Task details:
Print each line below verbatim, skipping every picture.
BEGIN
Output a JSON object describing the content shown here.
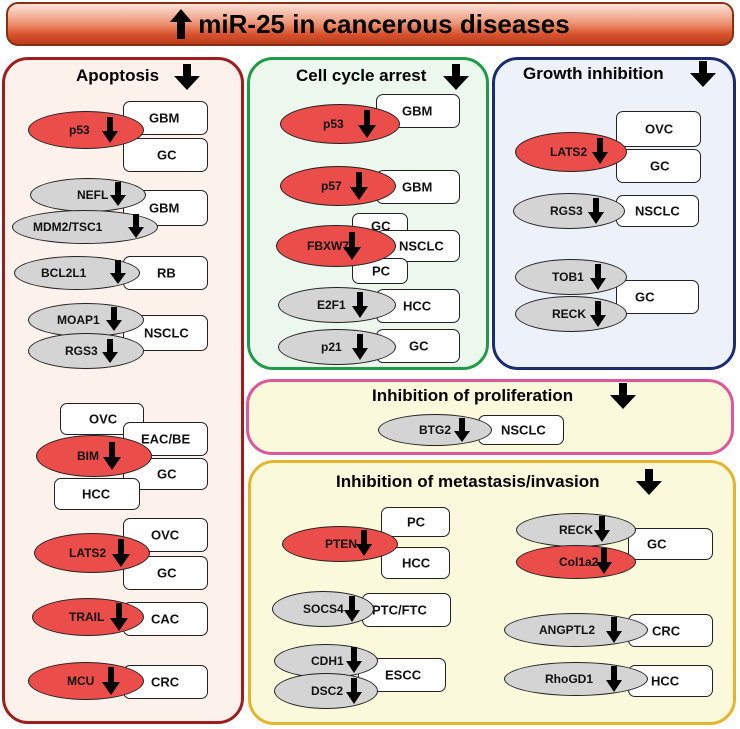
{
  "title": "miR-25 in cancerous diseases",
  "panels": {
    "apoptosis": {
      "title": "Apoptosis",
      "border": "#9e1d1d",
      "bg": "#fdf1ec"
    },
    "cell_cycle": {
      "title": "Cell cycle arrest",
      "border": "#1f9a46",
      "bg": "#ecf7ee"
    },
    "growth": {
      "title": "Growth inhibition",
      "border": "#1c2d6e",
      "bg": "#edf2fa"
    },
    "proliferation": {
      "title": "Inhibition of proliferation",
      "border": "#e0569b",
      "bg": "#fbf9db"
    },
    "metastasis": {
      "title": "Inhibition of metastasis/invasion",
      "border": "#e6b52a",
      "bg": "#fbf9db"
    }
  },
  "colors": {
    "upregulated_target": "#ea4d4a",
    "other_target": "#d4d4d4",
    "arrow": "#000000"
  },
  "genes": {
    "ap_p53": "p53",
    "ap_nefl": "NEFL",
    "ap_mdm2": "MDM2/TSC1",
    "ap_bcl2l1": "BCL2L1",
    "ap_moap1": "MOAP1",
    "ap_rgs3": "RGS3",
    "ap_bim": "BIM",
    "ap_lats2": "LATS2",
    "ap_trail": "TRAIL",
    "ap_mcu": "MCU",
    "cc_p53": "p53",
    "cc_p57": "p57",
    "cc_fbxw7": "FBXW7",
    "cc_e2f1": "E2F1",
    "cc_p21": "p21",
    "gi_lats2": "LATS2",
    "gi_rgs3": "RGS3",
    "gi_tob1": "TOB1",
    "gi_reck": "RECK",
    "pr_btg2": "BTG2",
    "me_pten": "PTEN",
    "me_socs4": "SOCS4",
    "me_cdh1": "CDH1",
    "me_dsc2": "DSC2",
    "me_reck": "RECK",
    "me_col1a2": "Col1a2",
    "me_angptl2": "ANGPTL2",
    "me_rhogd1": "RhoGD1"
  },
  "cancers": {
    "ap_gbm1": "GBM",
    "ap_gc1": "GC",
    "ap_gbm2": "GBM",
    "ap_rb": "RB",
    "ap_nsclc": "NSCLC",
    "ap_ovc1": "OVC",
    "ap_eacbe": "EAC/BE",
    "ap_gc2": "GC",
    "ap_hcc": "HCC",
    "ap_ovc2": "OVC",
    "ap_gc3": "GC",
    "ap_cac": "CAC",
    "ap_crc": "CRC",
    "cc_gbm1": "GBM",
    "cc_gbm2": "GBM",
    "cc_gc1": "GC",
    "cc_nsclc": "NSCLC",
    "cc_pc": "PC",
    "cc_hcc": "HCC",
    "cc_gc2": "GC",
    "gi_ovc": "OVC",
    "gi_gc1": "GC",
    "gi_nsclc": "NSCLC",
    "gi_gc2": "GC",
    "pr_nsclc": "NSCLC",
    "me_pc": "PC",
    "me_hcc1": "HCC",
    "me_ptcftc": "PTC/FTC",
    "me_escc": "ESCC",
    "me_gc": "GC",
    "me_crc": "CRC",
    "me_hcc2": "HCC"
  }
}
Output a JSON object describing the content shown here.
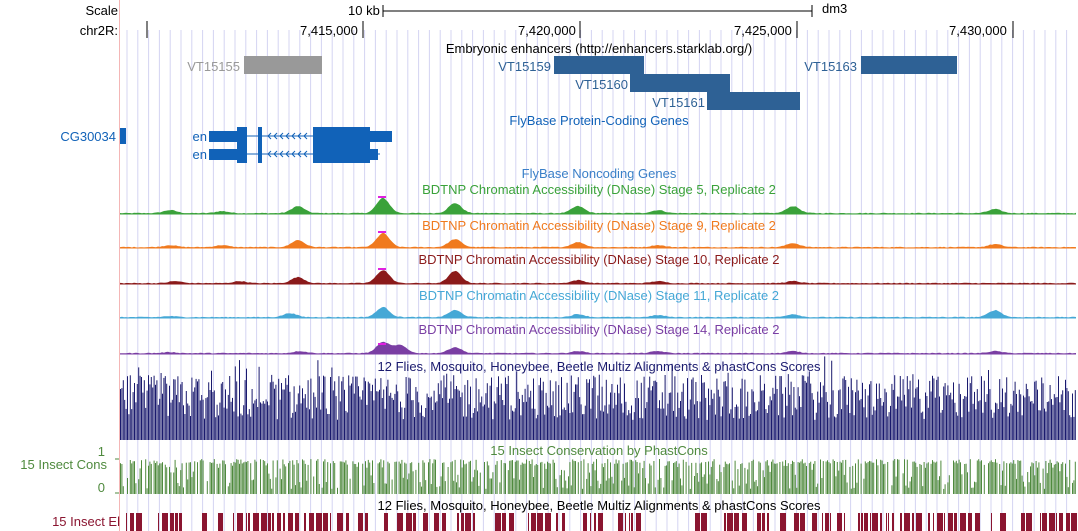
{
  "browser": {
    "scale_label": "Scale",
    "scale_value": "10 kb",
    "assembly": "dm3",
    "chrom_label": "chr2R:",
    "ruler_ticks": [
      "7,415,000",
      "7,420,000",
      "7,425,000",
      "7,430,000"
    ]
  },
  "tracks": {
    "enhancers": {
      "title": "Embryonic enhancers (http://enhancers.starklab.org/)",
      "items": [
        {
          "name": "VT15155",
          "color": "#999999"
        },
        {
          "name": "VT15159",
          "color": "#2e6195"
        },
        {
          "name": "VT15160",
          "color": "#2e6195"
        },
        {
          "name": "VT15161",
          "color": "#2e6195"
        },
        {
          "name": "VT15163",
          "color": "#2e6195"
        }
      ]
    },
    "genes": {
      "title": "FlyBase Protein-Coding Genes",
      "color": "#1162b8",
      "items": [
        {
          "name": "CG30034"
        },
        {
          "name": "en"
        },
        {
          "name": "en"
        }
      ]
    },
    "noncoding": {
      "title": "FlyBase Noncoding Genes",
      "color": "#3a7fc8"
    },
    "dnase": [
      {
        "title": "BDTNP Chromatin Accessibility (DNase) Stage 5, Replicate 2",
        "color": "#3aa23a"
      },
      {
        "title": "BDTNP Chromatin Accessibility (DNase) Stage 9, Replicate 2",
        "color": "#f07a1e"
      },
      {
        "title": "BDTNP Chromatin Accessibility (DNase) Stage 10, Replicate 2",
        "color": "#8b1a1a"
      },
      {
        "title": "BDTNP Chromatin Accessibility (DNase) Stage 11, Replicate 2",
        "color": "#45a8d6"
      },
      {
        "title": "BDTNP Chromatin Accessibility (DNase) Stage 14, Replicate 2",
        "color": "#7a3ea3"
      }
    ],
    "multiz": {
      "title": "12 Flies, Mosquito, Honeybee, Beetle Multiz Alignments & phastCons Scores",
      "color": "#1a1a6e"
    },
    "phastcons": {
      "title": "15 Insect Conservation by PhastCons",
      "left_label": "15 Insect Cons",
      "axis_max": "1",
      "axis_min": "0",
      "color": "#4f8a3e"
    },
    "elements": {
      "title": "12 Flies, Mosquito, Honeybee, Beetle Multiz Alignments & phastCons Scores",
      "left_label": "15 Insect El",
      "color": "#8a1530"
    }
  },
  "colors": {
    "grid": "#d4d4f2",
    "peak_highlight": "#e020e0"
  }
}
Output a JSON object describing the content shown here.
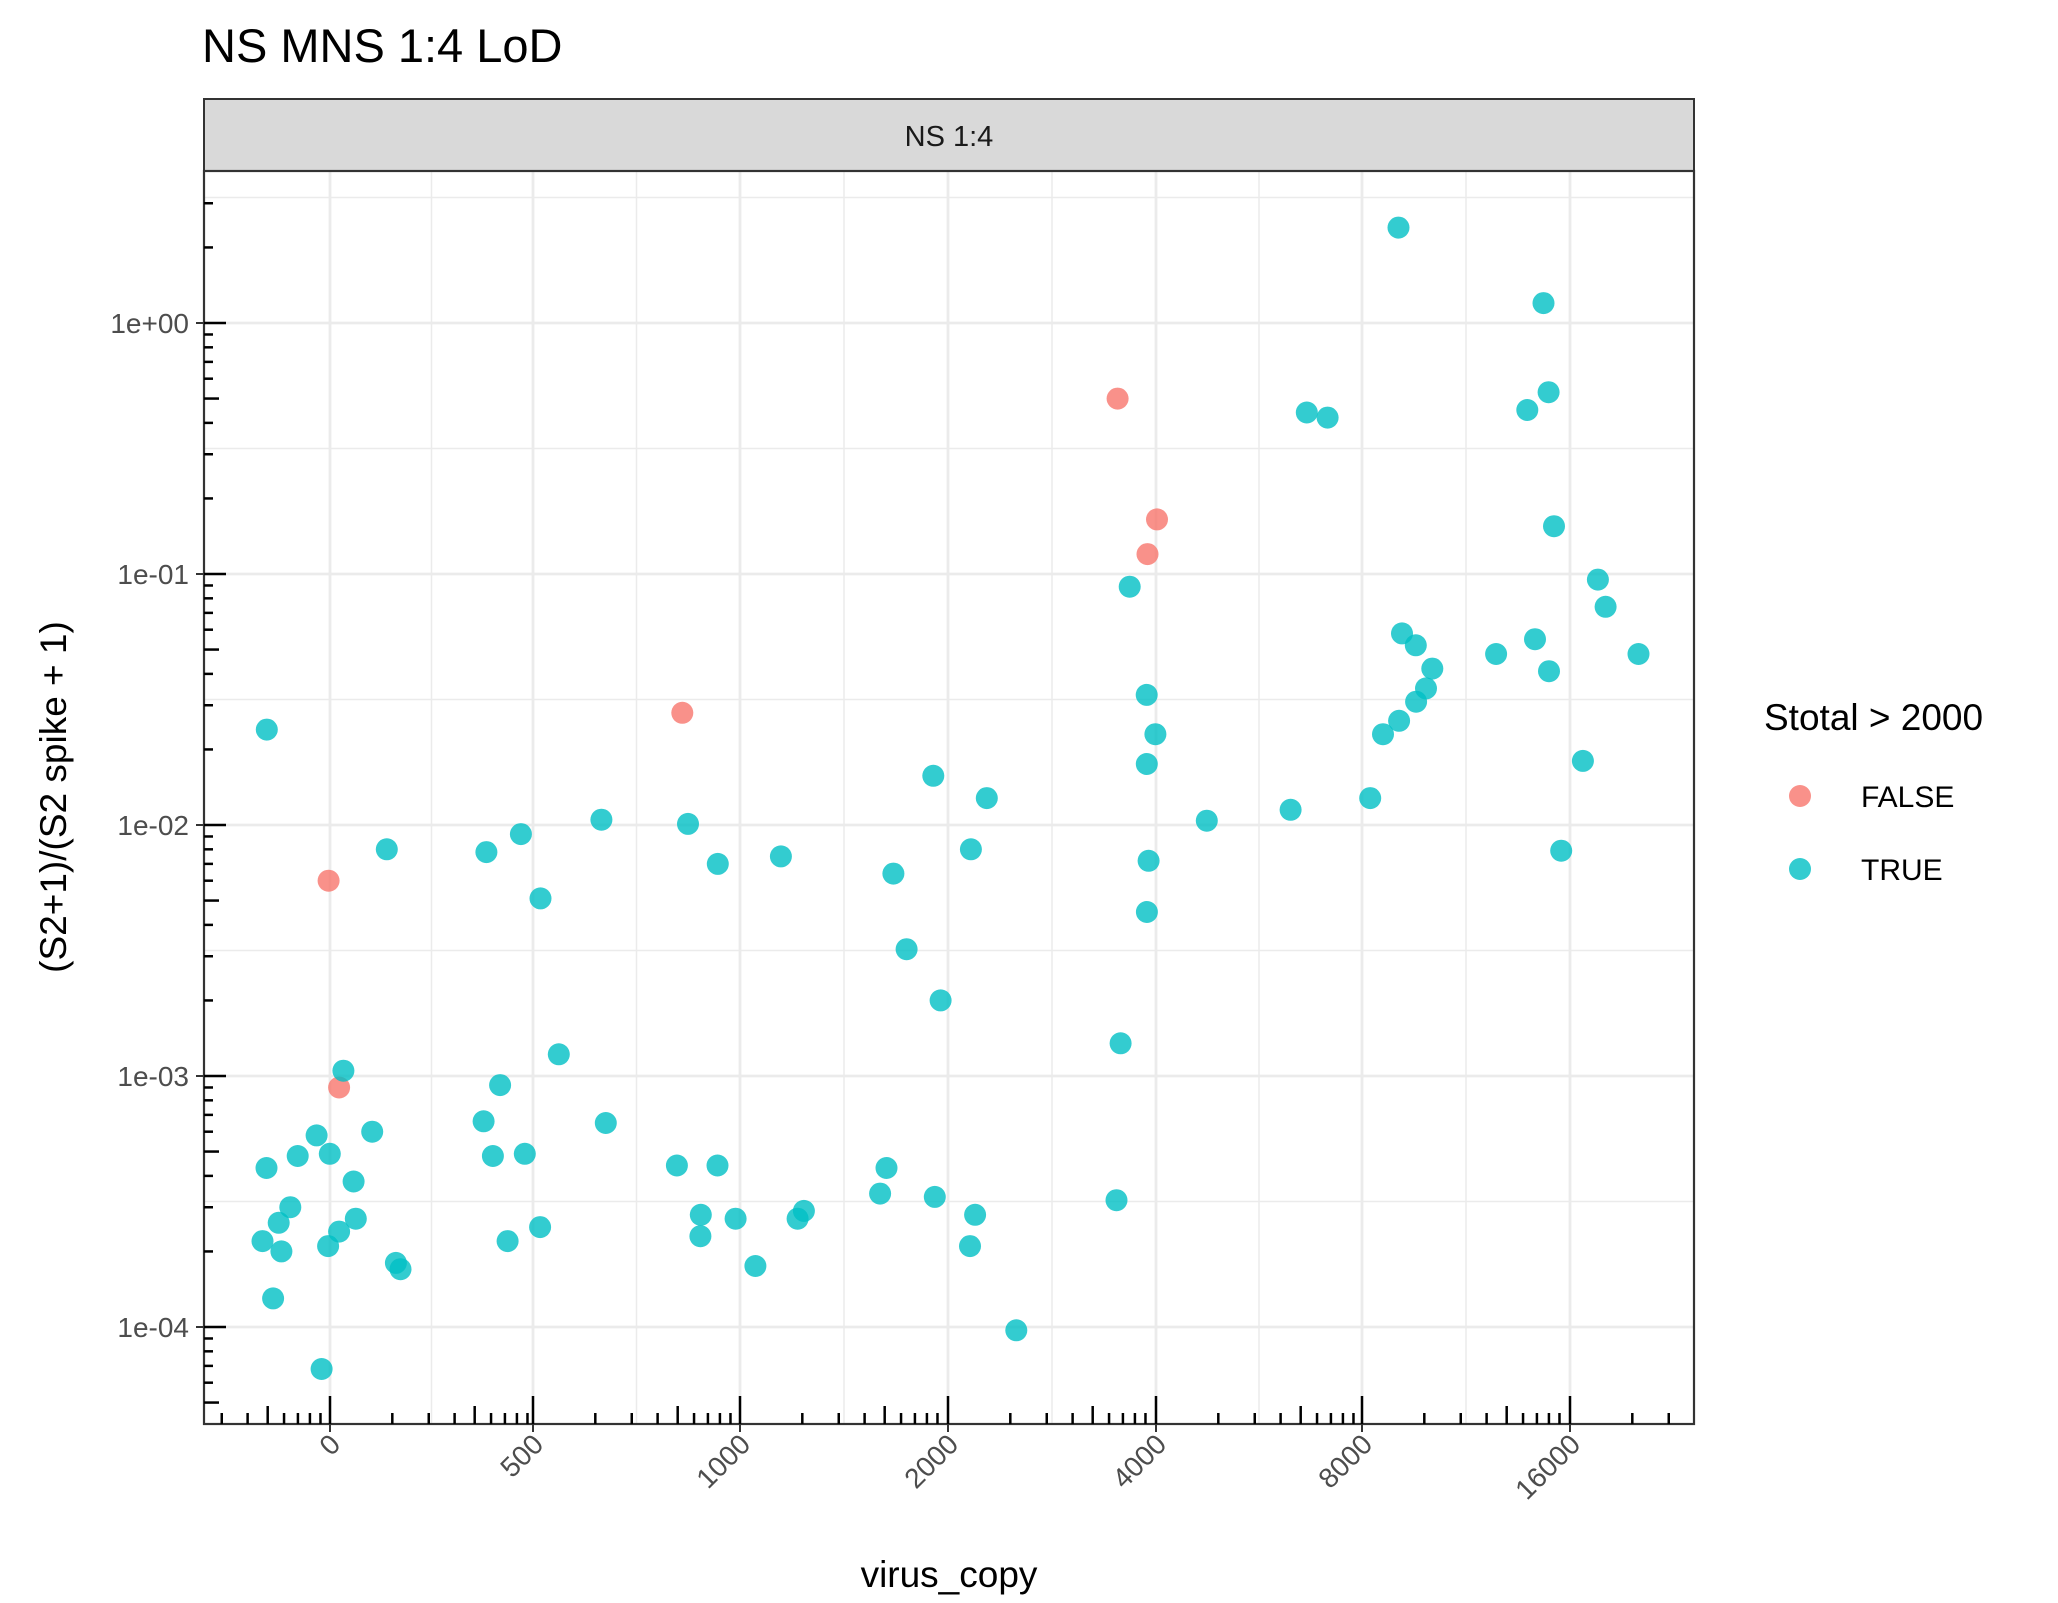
END
Response area:
Output a JSON object describing the content shown here.
{
  "title": "miR-25 in cancerous diseases",
  "panels": {
    "apoptosis": {
      "title": "Apoptosis",
      "border": "#9e1d1d",
      "bg": "#fdf1ec"
    },
    "cell_cycle": {
      "title": "Cell cycle arrest",
      "border": "#1f9a46",
      "bg": "#ecf7ee"
    },
    "growth": {
      "title": "Growth inhibition",
      "border": "#1c2d6e",
      "bg": "#edf2fa"
    },
    "proliferation": {
      "title": "Inhibition of proliferation",
      "border": "#e0569b",
      "bg": "#fbf9db"
    },
    "metastasis": {
      "title": "Inhibition of metastasis/invasion",
      "border": "#e6b52a",
      "bg": "#fbf9db"
    }
  },
  "colors": {
    "upregulated_target": "#ea4d4a",
    "other_target": "#d4d4d4",
    "arrow": "#000000"
  },
  "genes": {
    "ap_p53": "p53",
    "ap_nefl": "NEFL",
    "ap_mdm2": "MDM2/TSC1",
    "ap_bcl2l1": "BCL2L1",
    "ap_moap1": "MOAP1",
    "ap_rgs3": "RGS3",
    "ap_bim": "BIM",
    "ap_lats2": "LATS2",
    "ap_trail": "TRAIL",
    "ap_mcu": "MCU",
    "cc_p53": "p53",
    "cc_p57": "p57",
    "cc_fbxw7": "FBXW7",
    "cc_e2f1": "E2F1",
    "cc_p21": "p21",
    "gi_lats2": "LATS2",
    "gi_rgs3": "RGS3",
    "gi_tob1": "TOB1",
    "gi_reck": "RECK",
    "pr_btg2": "BTG2",
    "me_pten": "PTEN",
    "me_socs4": "SOCS4",
    "me_cdh1": "CDH1",
    "me_dsc2": "DSC2",
    "me_reck": "RECK",
    "me_col1a2": "Col1a2",
    "me_angptl2": "ANGPTL2",
    "me_rhogd1": "RhoGD1"
  },
  "cancers": {
    "ap_gbm1": "GBM",
    "ap_gc1": "GC",
    "ap_gbm2": "GBM",
    "ap_rb": "RB",
    "ap_nsclc": "NSCLC",
    "ap_ovc1": "OVC",
    "ap_eacbe": "EAC/BE",
    "ap_gc2": "GC",
    "ap_hcc": "HCC",
    "ap_ovc2": "OVC",
    "ap_gc3": "GC",
    "ap_cac": "CAC",
    "ap_crc": "CRC",
    "cc_gbm1": "GBM",
    "cc_gbm2": "GBM",
    "cc_gc1": "GC",
    "cc_nsclc": "NSCLC",
    "cc_pc": "PC",
    "cc_hcc": "HCC",
    "cc_gc2": "GC",
    "gi_ovc": "OVC",
    "gi_gc1": "GC",
    "gi_nsclc": "NSCLC",
    "gi_gc2": "GC",
    "pr_nsclc": "NSCLC",
    "me_pc": "PC",
    "me_hcc1": "HCC",
    "me_ptcftc": "PTC/FTC",
    "me_escc": "ESCC",
    "me_gc": "GC",
    "me_crc": "CRC",
    "me_hcc2": "HCC"
  }
}
Output a JSON object describing the content shown here.
{
  "browser": {
    "scale_label": "Scale",
    "scale_value": "10 kb",
    "assembly": "dm3",
    "chrom_label": "chr2R:",
    "ruler_ticks": [
      "7,415,000",
      "7,420,000",
      "7,425,000",
      "7,430,000"
    ]
  },
  "tracks": {
    "enhancers": {
      "title": "Embryonic enhancers (http://enhancers.starklab.org/)",
      "items": [
        {
          "name": "VT15155",
          "color": "#999999"
        },
        {
          "name": "VT15159",
          "color": "#2e6195"
        },
        {
          "name": "VT15160",
          "color": "#2e6195"
        },
        {
          "name": "VT15161",
          "color": "#2e6195"
        },
        {
          "name": "VT15163",
          "color": "#2e6195"
        }
      ]
    },
    "genes": {
      "title": "FlyBase Protein-Coding Genes",
      "color": "#1162b8",
      "items": [
        {
          "name": "CG30034"
        },
        {
          "name": "en"
        },
        {
          "name": "en"
        }
      ]
    },
    "noncoding": {
      "title": "FlyBase Noncoding Genes",
      "color": "#3a7fc8"
    },
    "dnase": [
      {
        "title": "BDTNP Chromatin Accessibility (DNase) Stage 5, Replicate 2",
        "color": "#3aa23a"
      },
      {
        "title": "BDTNP Chromatin Accessibility (DNase) Stage 9, Replicate 2",
        "color": "#f07a1e"
      },
      {
        "title": "BDTNP Chromatin Accessibility (DNase) Stage 10, Replicate 2",
        "color": "#8b1a1a"
      },
      {
        "title": "BDTNP Chromatin Accessibility (DNase) Stage 11, Replicate 2",
        "color": "#45a8d6"
      },
      {
        "title": "BDTNP Chromatin Accessibility (DNase) Stage 14, Replicate 2",
        "color": "#7a3ea3"
      }
    ],
    "multiz": {
      "title": "12 Flies, Mosquito, Honeybee, Beetle Multiz Alignments & phastCons Scores",
      "color": "#1a1a6e"
    },
    "phastcons": {
      "title": "15 Insect Conservation by PhastCons",
      "left_label": "15 Insect Cons",
      "axis_max": "1",
      "axis_min": "0",
      "color": "#4f8a3e"
    },
    "elements": {
      "title": "12 Flies, Mosquito, Honeybee, Beetle Multiz Alignments & phastCons Scores",
      "left_label": "15 Insect El",
      "color": "#8a1530"
    }
  },
  "colors": {
    "grid": "#d4d4f2",
    "peak_highlight": "#e020e0"
  }
}
Output a JSON object describing the content shown here.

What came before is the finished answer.